* Task description
Going through the data below, copy out each line where the word "with" shows up.
*** Provided records ***
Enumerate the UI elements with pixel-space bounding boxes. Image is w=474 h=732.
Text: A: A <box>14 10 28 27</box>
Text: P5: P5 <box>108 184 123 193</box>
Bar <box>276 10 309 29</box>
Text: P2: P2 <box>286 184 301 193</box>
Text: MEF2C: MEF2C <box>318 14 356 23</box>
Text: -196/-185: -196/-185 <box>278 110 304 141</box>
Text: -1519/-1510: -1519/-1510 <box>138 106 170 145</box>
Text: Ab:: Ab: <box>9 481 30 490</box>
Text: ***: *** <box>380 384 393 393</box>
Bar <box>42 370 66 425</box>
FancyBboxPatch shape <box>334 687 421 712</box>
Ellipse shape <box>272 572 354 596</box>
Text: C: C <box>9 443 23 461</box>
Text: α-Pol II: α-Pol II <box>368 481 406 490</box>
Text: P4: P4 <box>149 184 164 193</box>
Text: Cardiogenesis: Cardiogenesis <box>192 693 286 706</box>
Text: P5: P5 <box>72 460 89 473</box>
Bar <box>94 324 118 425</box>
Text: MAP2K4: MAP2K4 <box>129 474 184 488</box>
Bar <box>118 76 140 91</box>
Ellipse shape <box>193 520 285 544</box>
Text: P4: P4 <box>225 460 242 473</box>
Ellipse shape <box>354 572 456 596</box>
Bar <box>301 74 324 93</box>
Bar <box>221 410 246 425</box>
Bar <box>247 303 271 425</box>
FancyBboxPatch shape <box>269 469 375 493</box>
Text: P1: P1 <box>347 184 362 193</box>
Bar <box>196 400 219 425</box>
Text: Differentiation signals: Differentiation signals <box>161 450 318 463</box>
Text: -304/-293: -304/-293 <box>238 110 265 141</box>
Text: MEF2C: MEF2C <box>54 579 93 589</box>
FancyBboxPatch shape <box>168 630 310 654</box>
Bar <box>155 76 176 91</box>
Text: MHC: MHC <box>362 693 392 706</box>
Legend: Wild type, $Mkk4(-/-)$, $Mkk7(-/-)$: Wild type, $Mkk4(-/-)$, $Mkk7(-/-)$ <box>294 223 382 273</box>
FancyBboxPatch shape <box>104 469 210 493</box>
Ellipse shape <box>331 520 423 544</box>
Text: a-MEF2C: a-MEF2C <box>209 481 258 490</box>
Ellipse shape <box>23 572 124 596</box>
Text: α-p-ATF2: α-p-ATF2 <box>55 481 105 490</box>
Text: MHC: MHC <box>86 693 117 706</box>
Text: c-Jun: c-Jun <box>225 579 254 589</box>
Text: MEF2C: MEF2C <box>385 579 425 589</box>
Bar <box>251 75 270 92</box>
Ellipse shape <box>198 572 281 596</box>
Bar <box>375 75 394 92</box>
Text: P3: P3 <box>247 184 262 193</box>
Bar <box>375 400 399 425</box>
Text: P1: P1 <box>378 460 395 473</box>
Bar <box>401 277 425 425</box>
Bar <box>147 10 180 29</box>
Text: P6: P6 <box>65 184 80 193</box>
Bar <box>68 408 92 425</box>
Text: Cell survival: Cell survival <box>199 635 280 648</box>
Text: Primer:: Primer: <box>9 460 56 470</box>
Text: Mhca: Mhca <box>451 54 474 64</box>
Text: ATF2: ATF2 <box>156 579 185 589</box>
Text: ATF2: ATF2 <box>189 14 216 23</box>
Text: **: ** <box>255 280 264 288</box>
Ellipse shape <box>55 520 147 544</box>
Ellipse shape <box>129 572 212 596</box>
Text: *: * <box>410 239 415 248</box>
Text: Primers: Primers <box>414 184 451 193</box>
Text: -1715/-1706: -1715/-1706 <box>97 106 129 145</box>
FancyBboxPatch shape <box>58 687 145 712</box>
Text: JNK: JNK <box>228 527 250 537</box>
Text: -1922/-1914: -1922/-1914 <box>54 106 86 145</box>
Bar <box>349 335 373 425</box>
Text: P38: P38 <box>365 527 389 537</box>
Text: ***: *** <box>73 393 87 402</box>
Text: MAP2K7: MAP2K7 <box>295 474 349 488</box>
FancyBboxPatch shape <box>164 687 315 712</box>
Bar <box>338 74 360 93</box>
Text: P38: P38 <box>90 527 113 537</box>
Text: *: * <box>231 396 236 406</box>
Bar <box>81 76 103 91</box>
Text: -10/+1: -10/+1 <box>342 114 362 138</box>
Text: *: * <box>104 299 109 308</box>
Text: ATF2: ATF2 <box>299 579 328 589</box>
*** End of Provided records ***
*** Provided records ***
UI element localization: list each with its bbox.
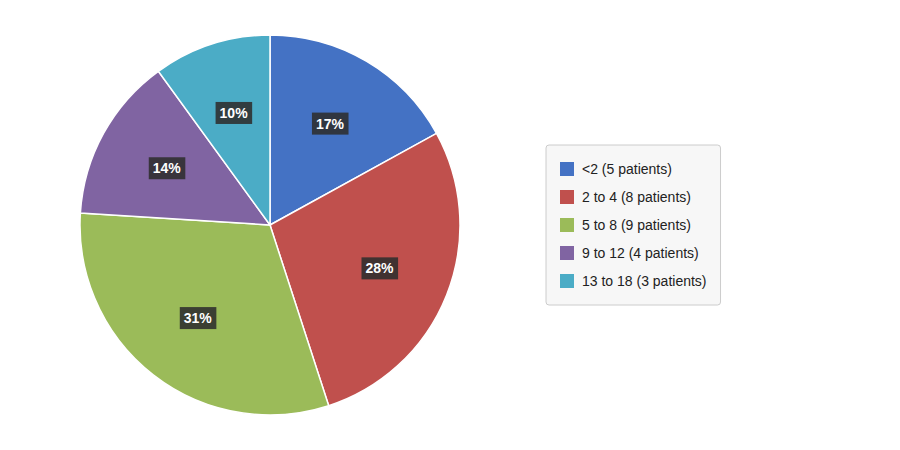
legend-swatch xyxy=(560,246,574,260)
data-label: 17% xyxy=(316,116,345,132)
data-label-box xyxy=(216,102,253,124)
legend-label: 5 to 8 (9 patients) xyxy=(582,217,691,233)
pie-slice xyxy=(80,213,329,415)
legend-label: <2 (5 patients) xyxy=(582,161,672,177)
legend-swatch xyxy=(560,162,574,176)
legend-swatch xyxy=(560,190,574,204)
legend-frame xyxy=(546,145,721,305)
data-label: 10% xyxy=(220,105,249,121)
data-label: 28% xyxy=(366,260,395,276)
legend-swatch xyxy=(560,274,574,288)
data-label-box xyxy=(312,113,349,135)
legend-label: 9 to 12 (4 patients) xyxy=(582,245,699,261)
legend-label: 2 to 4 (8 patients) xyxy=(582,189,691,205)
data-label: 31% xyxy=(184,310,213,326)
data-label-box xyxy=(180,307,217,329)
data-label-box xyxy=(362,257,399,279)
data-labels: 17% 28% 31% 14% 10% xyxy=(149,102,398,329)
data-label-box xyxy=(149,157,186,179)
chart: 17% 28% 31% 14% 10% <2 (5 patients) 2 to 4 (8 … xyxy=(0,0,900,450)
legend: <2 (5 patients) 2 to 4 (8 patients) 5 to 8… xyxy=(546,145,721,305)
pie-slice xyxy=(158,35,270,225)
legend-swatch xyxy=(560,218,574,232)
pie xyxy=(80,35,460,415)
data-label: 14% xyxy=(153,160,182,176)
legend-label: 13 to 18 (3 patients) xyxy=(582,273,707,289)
*** End of Provided records ***
*** Provided records ***
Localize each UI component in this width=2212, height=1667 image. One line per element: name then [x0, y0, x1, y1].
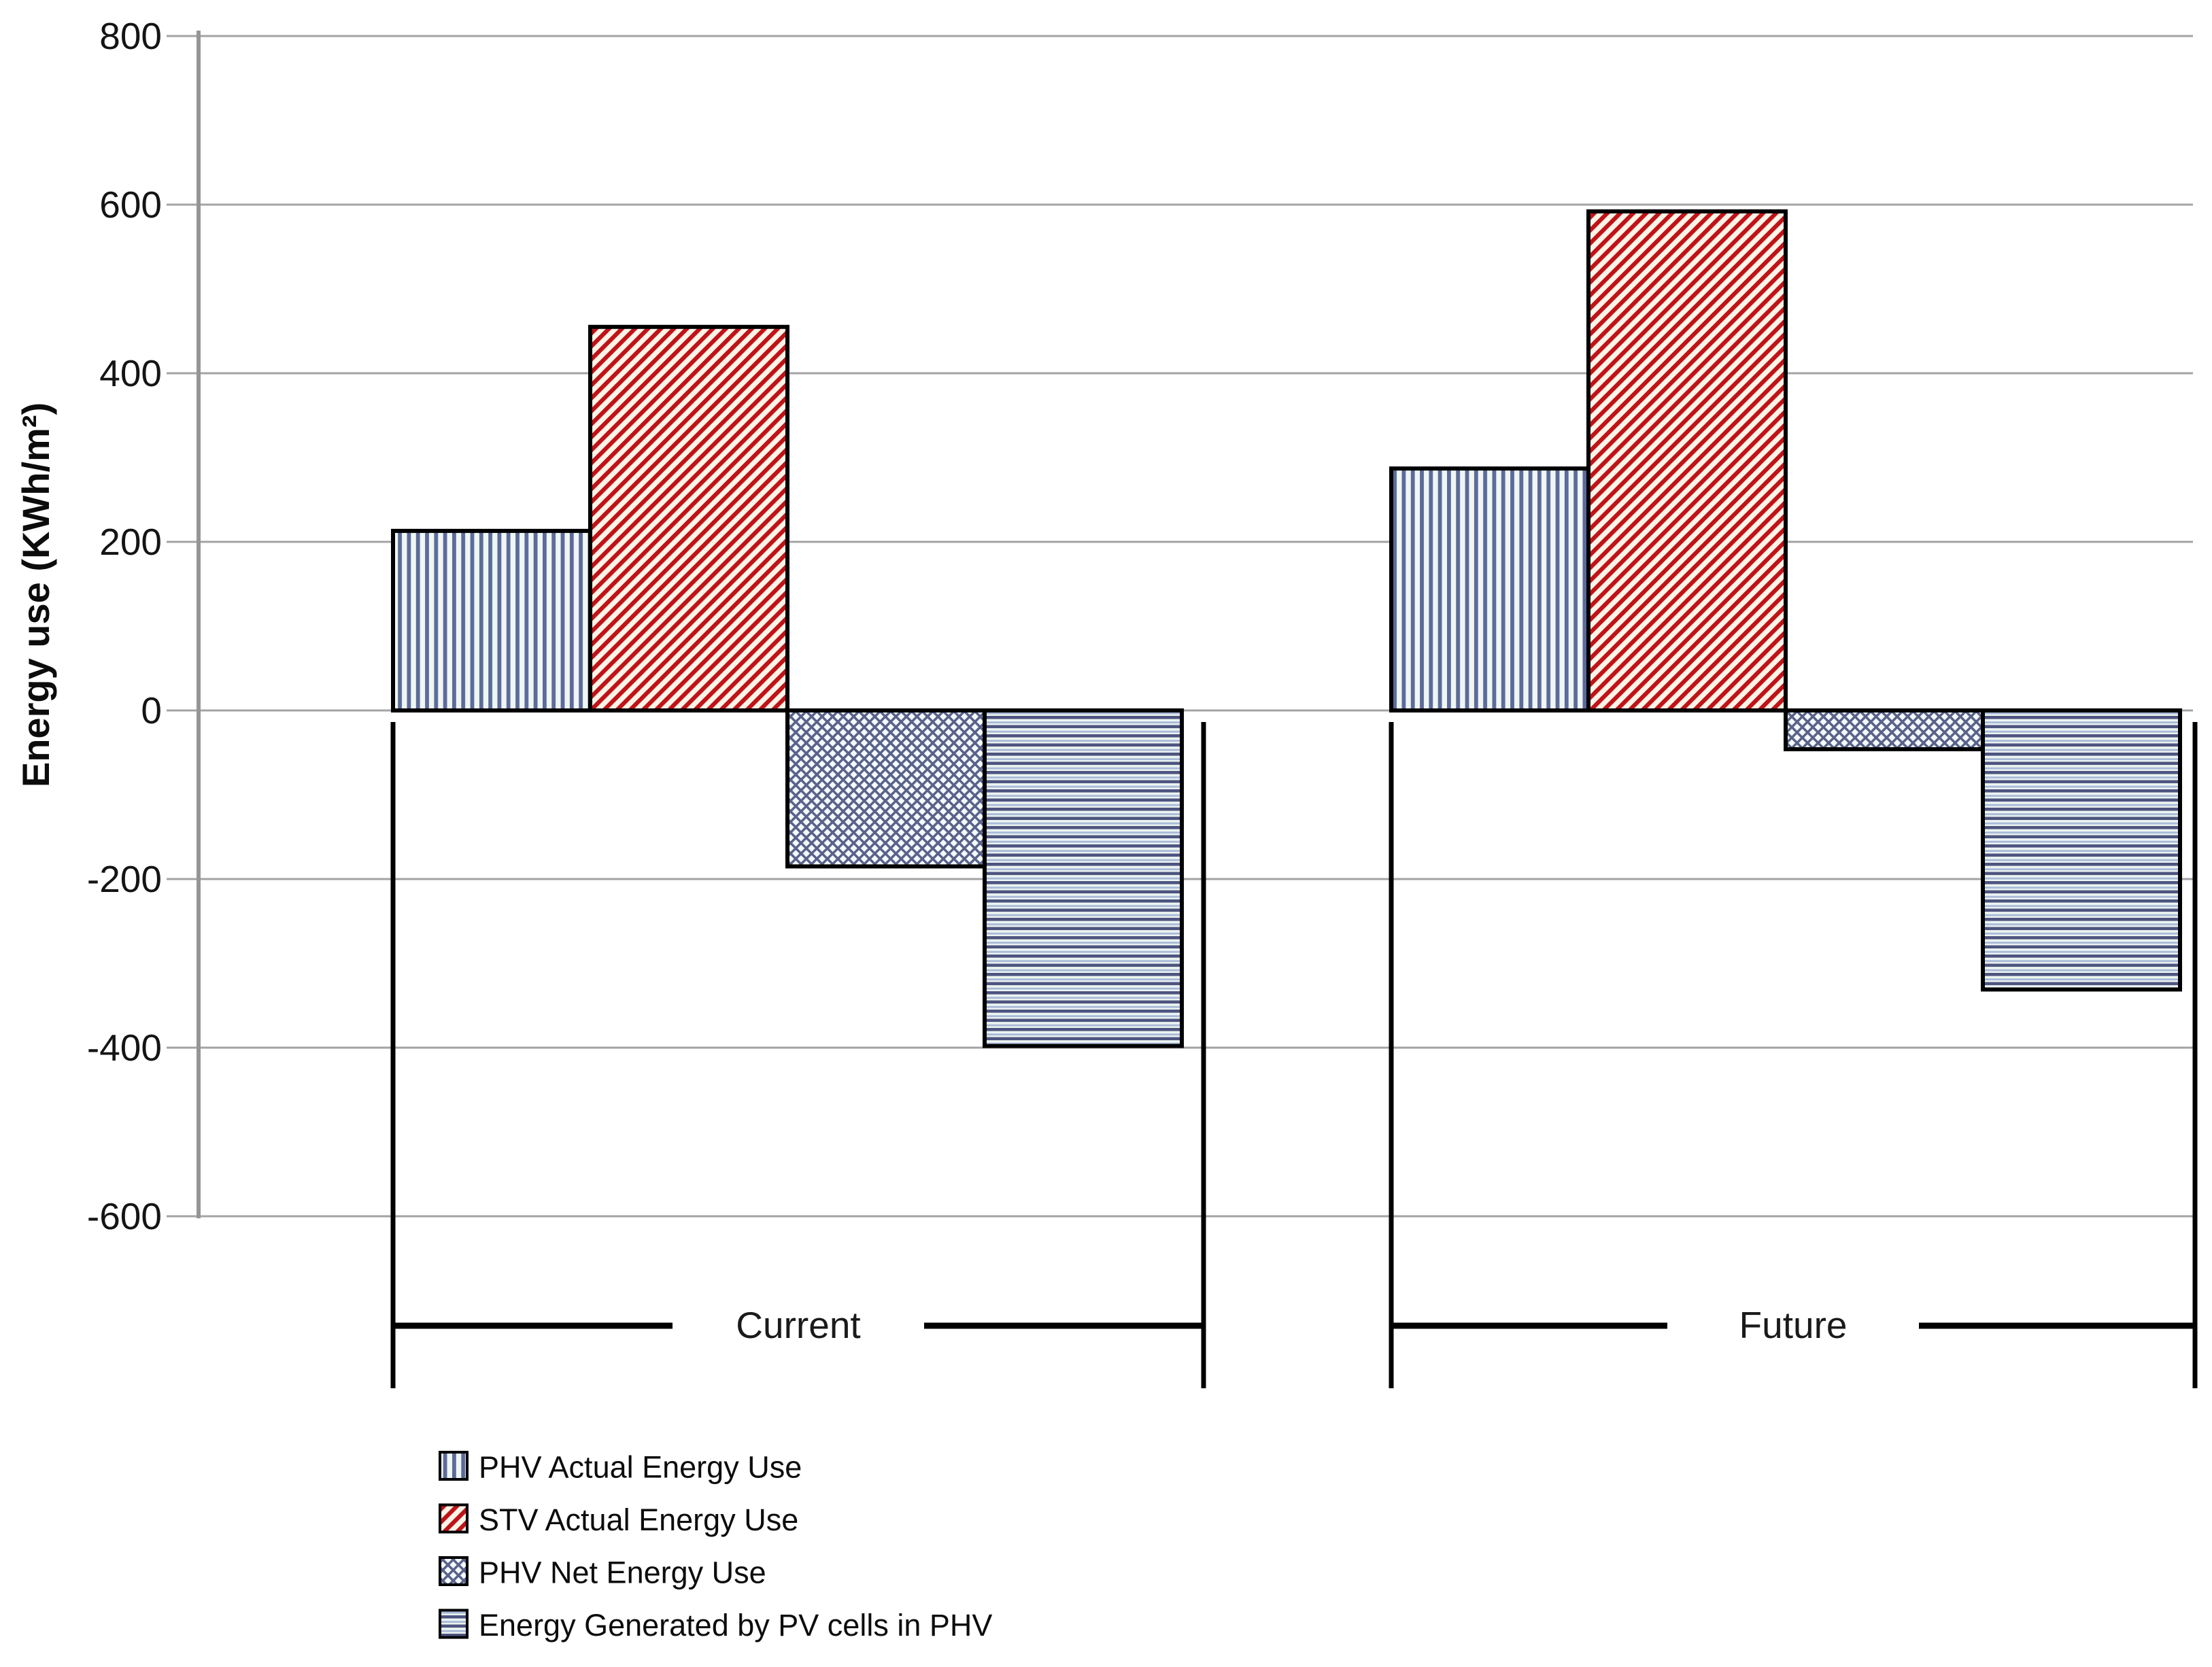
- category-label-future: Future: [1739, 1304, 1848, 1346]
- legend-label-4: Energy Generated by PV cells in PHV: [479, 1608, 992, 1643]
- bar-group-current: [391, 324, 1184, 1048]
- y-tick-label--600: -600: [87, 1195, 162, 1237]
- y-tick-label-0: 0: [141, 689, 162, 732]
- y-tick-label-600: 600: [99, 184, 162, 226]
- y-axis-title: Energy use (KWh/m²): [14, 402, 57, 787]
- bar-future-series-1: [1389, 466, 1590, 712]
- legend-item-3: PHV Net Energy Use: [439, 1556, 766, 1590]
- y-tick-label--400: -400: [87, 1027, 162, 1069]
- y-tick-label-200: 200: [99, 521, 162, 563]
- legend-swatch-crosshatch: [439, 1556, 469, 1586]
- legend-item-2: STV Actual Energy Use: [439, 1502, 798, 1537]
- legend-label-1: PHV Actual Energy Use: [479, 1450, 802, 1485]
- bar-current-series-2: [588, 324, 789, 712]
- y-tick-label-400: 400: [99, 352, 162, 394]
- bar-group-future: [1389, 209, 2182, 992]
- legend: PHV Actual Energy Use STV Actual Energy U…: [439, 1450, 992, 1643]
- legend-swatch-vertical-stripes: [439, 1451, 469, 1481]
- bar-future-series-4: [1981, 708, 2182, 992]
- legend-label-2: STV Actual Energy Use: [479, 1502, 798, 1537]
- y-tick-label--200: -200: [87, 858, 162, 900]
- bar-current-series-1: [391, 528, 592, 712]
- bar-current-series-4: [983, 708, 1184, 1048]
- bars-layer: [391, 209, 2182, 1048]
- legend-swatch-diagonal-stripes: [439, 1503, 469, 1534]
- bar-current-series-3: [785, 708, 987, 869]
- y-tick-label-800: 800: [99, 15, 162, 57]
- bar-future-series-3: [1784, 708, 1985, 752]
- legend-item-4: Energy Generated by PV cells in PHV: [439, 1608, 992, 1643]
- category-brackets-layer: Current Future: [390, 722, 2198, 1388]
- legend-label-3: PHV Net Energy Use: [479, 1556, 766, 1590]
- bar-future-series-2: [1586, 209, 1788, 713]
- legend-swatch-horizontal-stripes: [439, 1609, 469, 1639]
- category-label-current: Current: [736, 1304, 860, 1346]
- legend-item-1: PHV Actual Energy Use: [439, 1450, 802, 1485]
*** End of Provided records ***
* Reply
Enumerate the UI elements with pixel-space bounding boxes. Image is w=474 h=732.
UI element localization: list each with its bbox.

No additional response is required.